Well, you know what is helping? Ice cream. Good old-fashioned Creamy Creations by HEB. But, you know, I'm going to end up maybe feeling a little bit better for five minutes, but with a bigger muffin top. But guess what? Worth it. Worth it. Worth every calorie. Creamy Creations. Okay, so let's get to it. We are on the Real Housewives of Beverly Hills season finale. Wow.
Erica and... I'm sorry, go ahead. I was about to say, I have people that are angry at me speaking of Beverly Hills. I don't believe it. Because... Yes. It's true. You never have people angry at you. It's true. I don't believe it. Yeah, no, it happens. Are you sure they just didn't get us confused? Well, I have the reputation for being the quote-unquote sweet one, the nice one, which is hilarious.
But no, so yesterday... I didn't even realize that this was season finale because last week ended with a to be continued and there was no next week on the season finale. And I didn't see any promo over the course of the week saying anything until yesterday late afternoon. There was an article about Jennifer Tilly in the New York times that said that the season finale was tonight.
▬▬▬▬▬▬
» **DIRECTIVE**: Pick up the podcast chat about the Real Housewives of Beverly Hills season finale after its last sentence, and keep going in the same casual spoken voice.

» **DATASET CONTENT**:
▬▬▬▬▬▬
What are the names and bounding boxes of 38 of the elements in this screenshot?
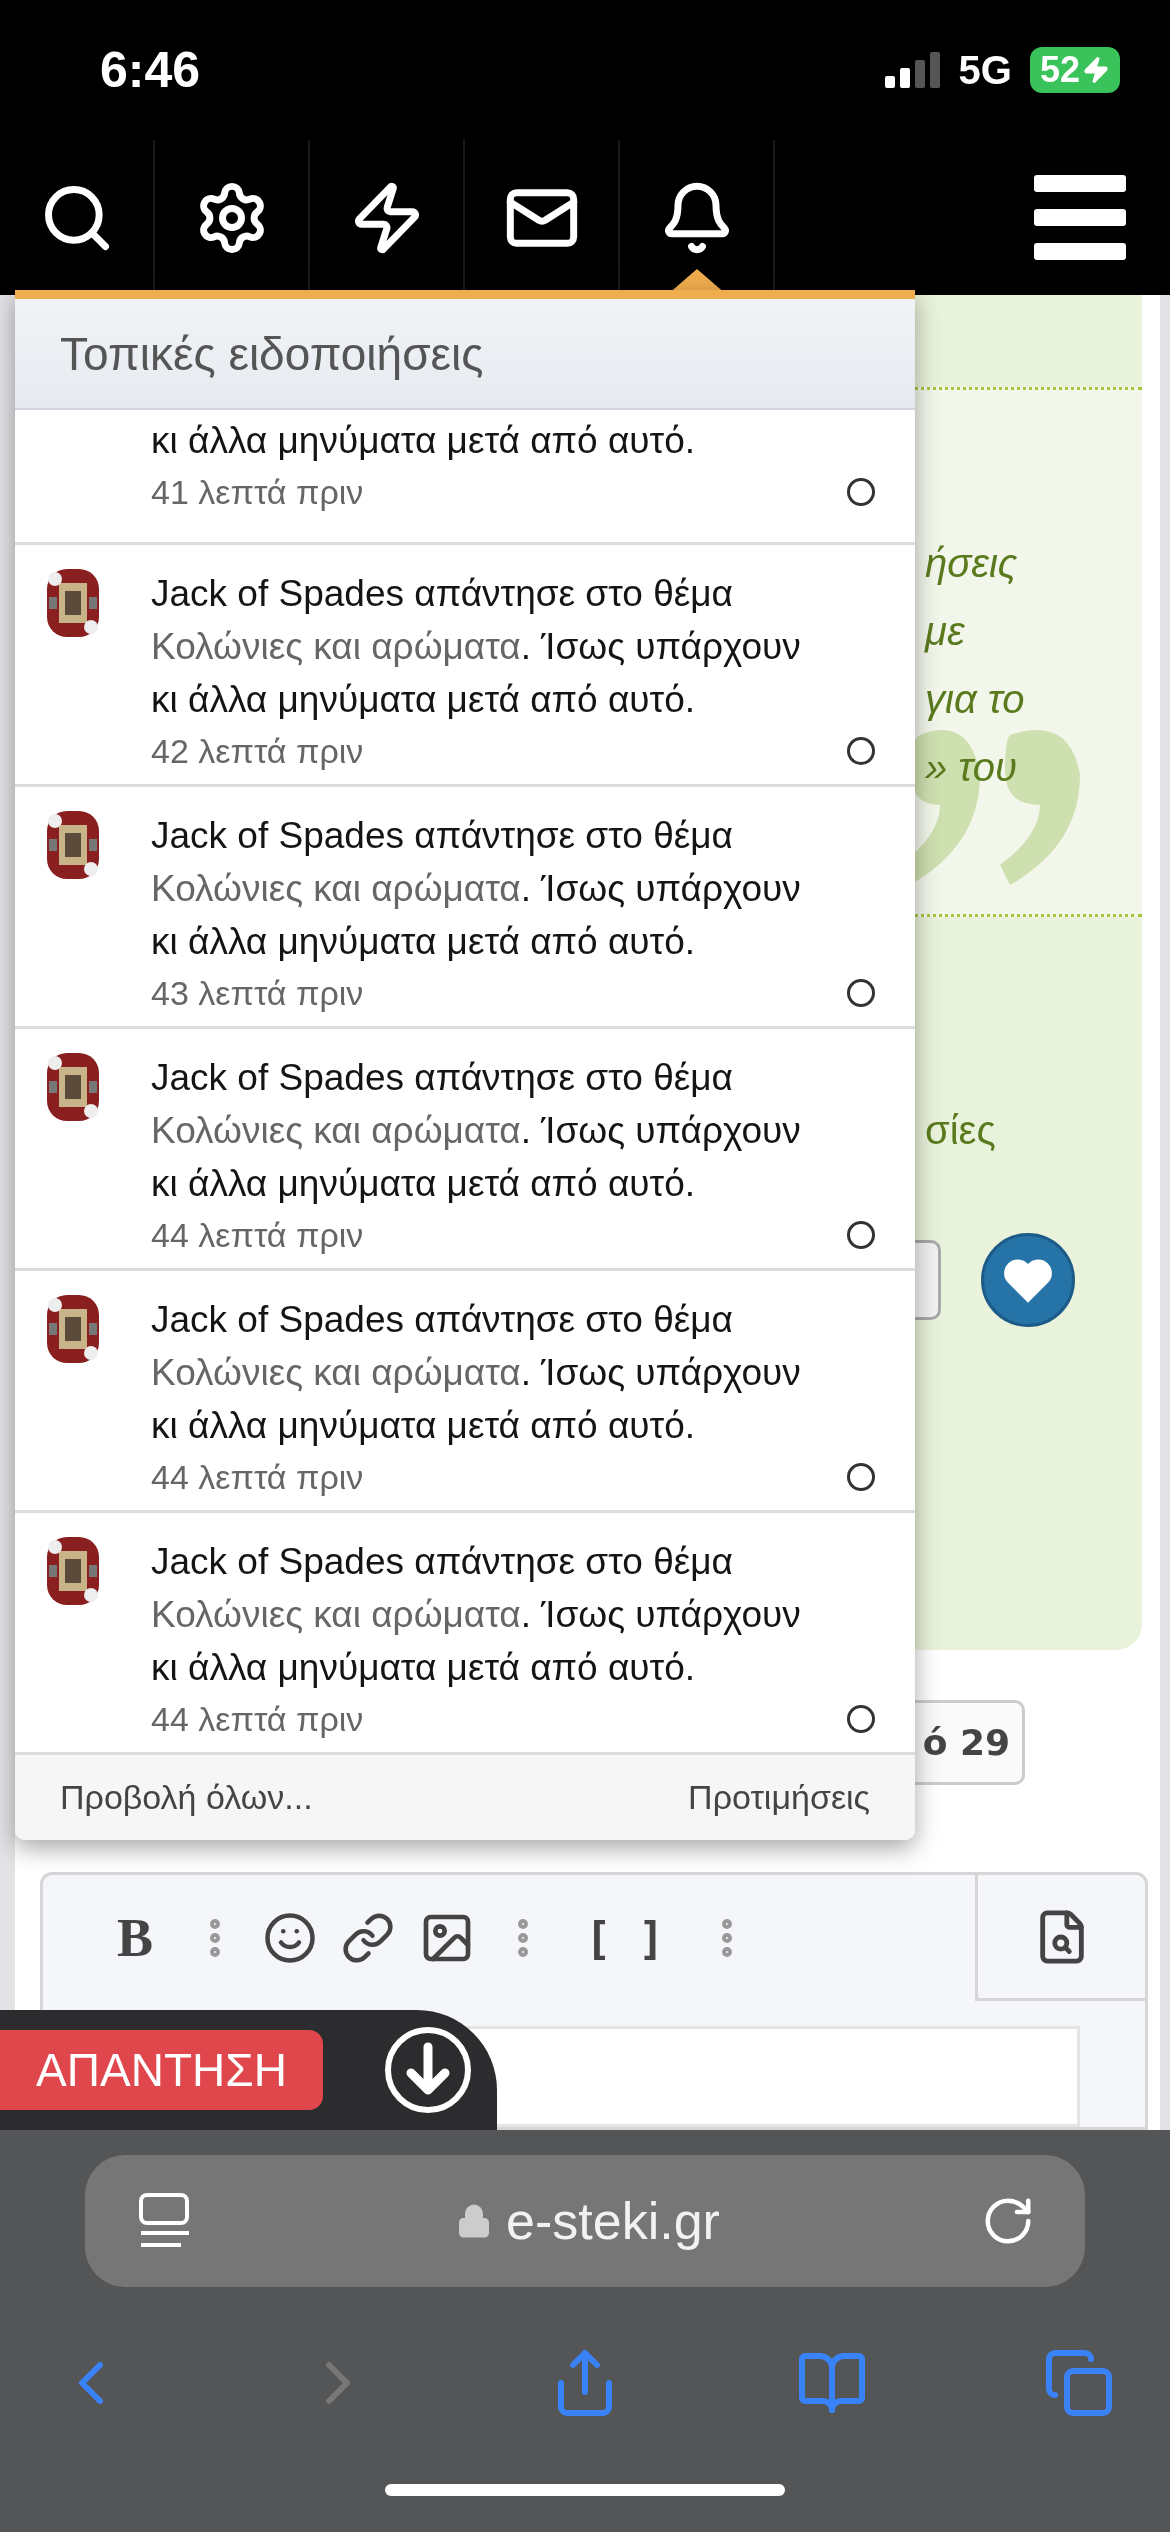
▬▬▬▬▬▬
» **REPLY TO THE EXERCISE**:
And I was like, surely they're mistaken. Anyway, the point is this Bravo posted the reunion trailer on their account, on their Instagram account, like shortly after that. And so I was watching the reunion trailer, which was very good. And there's one part in it where Dorit is like, she thinks she's the queen of Sheba. She lives on a main road. And I thought that was so funny.
Just be like, she lives on a main road. Like how horrifying, how embarrassing. And of course, coming from Dorit of all people who like went to like the Dollar Tree with a $30,000 and got robbed.
And is literally about to be living on a main road, like on the sidewalk of it.
Yes. But to me, it was like, it was so, I literally let out such a laugh because it was such a funny thing to say. So I wrote a comment on the Bravo Instagram. And I said something to the effect of, in fact, I have it right here. I said, is you live on a main road, the new high body count here, meaning like a, like a, like a wild thing that a real housewife would say. That's like a new desk.
People did not like that.
Really?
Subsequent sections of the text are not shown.